▶ [Yönerge 1]: Aşağıdaki kayıtlardan "icon" dizesini içeren bütün satırları ayıkla. Büyük-küçük harf ayrımı gözetilir.

▶ [Verilen metin]:
Çocuk kitaplarının dili (Atilla Aşut)
Çocuk kitapları, yayıncılar açısından kazançlı bir alan olarak görülüyor. Bu kitaplar için bandrol zorunluluğu olmaması da yayıncıların iştahını kabartıyor sanki. Piyasadaki hareket biraz da bu yüzden bereket kazanmışa benziyor...
Peki, bu kitapları yazan ve basanların çocuk pedagojisi ile ilgileri nedir? Uzman denetiminden geçiyor mu çocuk yayınları?
Gelişim çağındaki çocuklara yönelik kitapların, biçim ve içerik yönünden onların düzeylerine uygun olması gerekir. Pedagoik eğitimi olmayan insanların çocuk kitabı yazmaları, çocuklara yarar yerine zarar verir. Bazı kitaplar ise çocukların düş dünyasını, düşlem gücünü geliştirmek şöyle dursun, kafalarını karıştırıp ruhlarını karartabilir…
Daha da kötüsü, gerici yayınevlerinin bu alanı ideolojik amaçla kullanıyor olmaları. Örneğin kimileri, “çocuk gelin” faciasını özendirmek için “Ben de gelinlik giymeyi hayal ediyorum” gibi sözler söyletebiliyor minik kız çocuklarına…
Eğitimci yazar Mahiye Morgül, yıllardır uğraşır bu konularla. Ayrıca çocuklar için hazırlanıp Milli Eğitim Bakanlığı’nca salık verilen ders kitapları hakkında açtığı sayısız dava da vardır.

▶ [Verilen bilgiler]:
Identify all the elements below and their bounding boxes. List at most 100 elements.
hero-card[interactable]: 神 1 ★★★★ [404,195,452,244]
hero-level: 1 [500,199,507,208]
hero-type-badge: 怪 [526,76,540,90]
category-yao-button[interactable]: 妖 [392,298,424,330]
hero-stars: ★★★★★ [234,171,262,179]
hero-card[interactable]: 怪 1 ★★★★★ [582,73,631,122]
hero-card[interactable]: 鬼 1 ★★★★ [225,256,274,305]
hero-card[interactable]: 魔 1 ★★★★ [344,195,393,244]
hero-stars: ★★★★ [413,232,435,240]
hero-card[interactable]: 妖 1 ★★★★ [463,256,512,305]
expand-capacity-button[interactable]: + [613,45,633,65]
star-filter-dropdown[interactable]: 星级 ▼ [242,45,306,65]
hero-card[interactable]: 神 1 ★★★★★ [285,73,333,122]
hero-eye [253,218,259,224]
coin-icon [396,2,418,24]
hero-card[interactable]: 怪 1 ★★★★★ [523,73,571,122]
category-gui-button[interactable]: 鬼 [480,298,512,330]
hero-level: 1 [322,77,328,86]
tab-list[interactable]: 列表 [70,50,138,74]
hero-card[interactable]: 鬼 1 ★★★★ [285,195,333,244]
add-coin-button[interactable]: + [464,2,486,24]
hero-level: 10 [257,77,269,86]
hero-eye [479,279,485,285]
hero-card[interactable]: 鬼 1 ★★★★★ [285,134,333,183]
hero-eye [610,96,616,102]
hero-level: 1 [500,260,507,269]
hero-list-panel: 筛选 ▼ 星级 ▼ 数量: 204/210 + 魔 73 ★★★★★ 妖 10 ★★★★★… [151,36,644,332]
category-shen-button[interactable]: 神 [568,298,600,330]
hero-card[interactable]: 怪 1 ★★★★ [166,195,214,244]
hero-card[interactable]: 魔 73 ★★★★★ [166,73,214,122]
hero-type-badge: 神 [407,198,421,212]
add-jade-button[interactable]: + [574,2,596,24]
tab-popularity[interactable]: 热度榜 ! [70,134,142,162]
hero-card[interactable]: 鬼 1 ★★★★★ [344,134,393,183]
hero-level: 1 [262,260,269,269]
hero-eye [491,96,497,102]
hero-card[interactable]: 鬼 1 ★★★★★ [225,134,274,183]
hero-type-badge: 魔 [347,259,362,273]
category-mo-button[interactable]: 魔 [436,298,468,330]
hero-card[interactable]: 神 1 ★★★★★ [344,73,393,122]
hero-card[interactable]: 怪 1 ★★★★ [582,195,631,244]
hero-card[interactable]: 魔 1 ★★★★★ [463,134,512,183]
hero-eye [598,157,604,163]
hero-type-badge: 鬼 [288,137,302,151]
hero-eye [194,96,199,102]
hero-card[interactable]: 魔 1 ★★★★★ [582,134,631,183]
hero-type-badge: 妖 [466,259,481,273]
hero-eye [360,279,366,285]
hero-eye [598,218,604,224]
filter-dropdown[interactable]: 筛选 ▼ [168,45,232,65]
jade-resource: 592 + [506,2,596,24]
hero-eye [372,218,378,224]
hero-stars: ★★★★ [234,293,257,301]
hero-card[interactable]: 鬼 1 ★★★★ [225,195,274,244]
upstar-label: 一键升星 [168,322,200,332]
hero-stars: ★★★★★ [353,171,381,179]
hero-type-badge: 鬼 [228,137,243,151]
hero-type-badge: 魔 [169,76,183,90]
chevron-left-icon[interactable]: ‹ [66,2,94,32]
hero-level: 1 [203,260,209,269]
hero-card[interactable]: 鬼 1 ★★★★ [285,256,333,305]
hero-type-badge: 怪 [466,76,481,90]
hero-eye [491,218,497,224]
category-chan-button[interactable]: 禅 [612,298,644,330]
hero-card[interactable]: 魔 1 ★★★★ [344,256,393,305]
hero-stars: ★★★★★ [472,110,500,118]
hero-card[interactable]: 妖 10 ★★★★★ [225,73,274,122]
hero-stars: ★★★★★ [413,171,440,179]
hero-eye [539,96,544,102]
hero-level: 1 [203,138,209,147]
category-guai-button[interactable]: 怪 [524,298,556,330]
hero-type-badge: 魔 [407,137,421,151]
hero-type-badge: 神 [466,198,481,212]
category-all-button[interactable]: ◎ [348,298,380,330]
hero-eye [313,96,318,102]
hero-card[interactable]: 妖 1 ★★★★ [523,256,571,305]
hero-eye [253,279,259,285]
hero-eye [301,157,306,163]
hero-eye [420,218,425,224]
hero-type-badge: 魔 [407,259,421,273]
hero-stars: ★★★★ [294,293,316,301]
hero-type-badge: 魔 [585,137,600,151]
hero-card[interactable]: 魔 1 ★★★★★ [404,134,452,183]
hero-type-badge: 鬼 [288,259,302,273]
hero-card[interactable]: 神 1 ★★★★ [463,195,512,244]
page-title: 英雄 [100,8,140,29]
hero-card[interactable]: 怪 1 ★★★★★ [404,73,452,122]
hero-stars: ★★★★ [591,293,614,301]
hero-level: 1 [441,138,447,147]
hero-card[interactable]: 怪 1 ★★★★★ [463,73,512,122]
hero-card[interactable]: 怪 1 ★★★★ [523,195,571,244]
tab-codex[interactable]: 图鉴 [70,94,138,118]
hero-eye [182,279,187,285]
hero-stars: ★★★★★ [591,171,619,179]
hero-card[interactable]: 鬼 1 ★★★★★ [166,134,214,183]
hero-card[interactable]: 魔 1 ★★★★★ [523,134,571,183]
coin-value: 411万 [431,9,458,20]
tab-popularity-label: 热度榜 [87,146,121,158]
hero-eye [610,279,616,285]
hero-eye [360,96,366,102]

▶ [Yönerge 2]:
Yukarıdaki çocuk kitapları yazısına göre yanıtla:
(a) Yayıncıların iştahını kabartan, çocuk kitapları için hangi zorunluluğun olmamasıdır?
(b) Gerici yayınevleri bu alanı hangi amaçla kullanıyor?
(c) Mahiye Morgül'ün açtığı sayısız dava hangi kitaplar hakkındadır?

▶ [Tam yanıt 1]:
coin-icon [396,2,418,24]
chevron-left-icon[interactable]: ‹ [66,2,94,32]

▶ [Tam yanıt 2]:
(a) Bandrol zorunluluğunun olmaması.
(b) İdeolojik amaçla.
(c) Çocuklar için hazırlanıp Milli Eğitim Bakanlığı'nca salık verilen ders kitapları hakkında.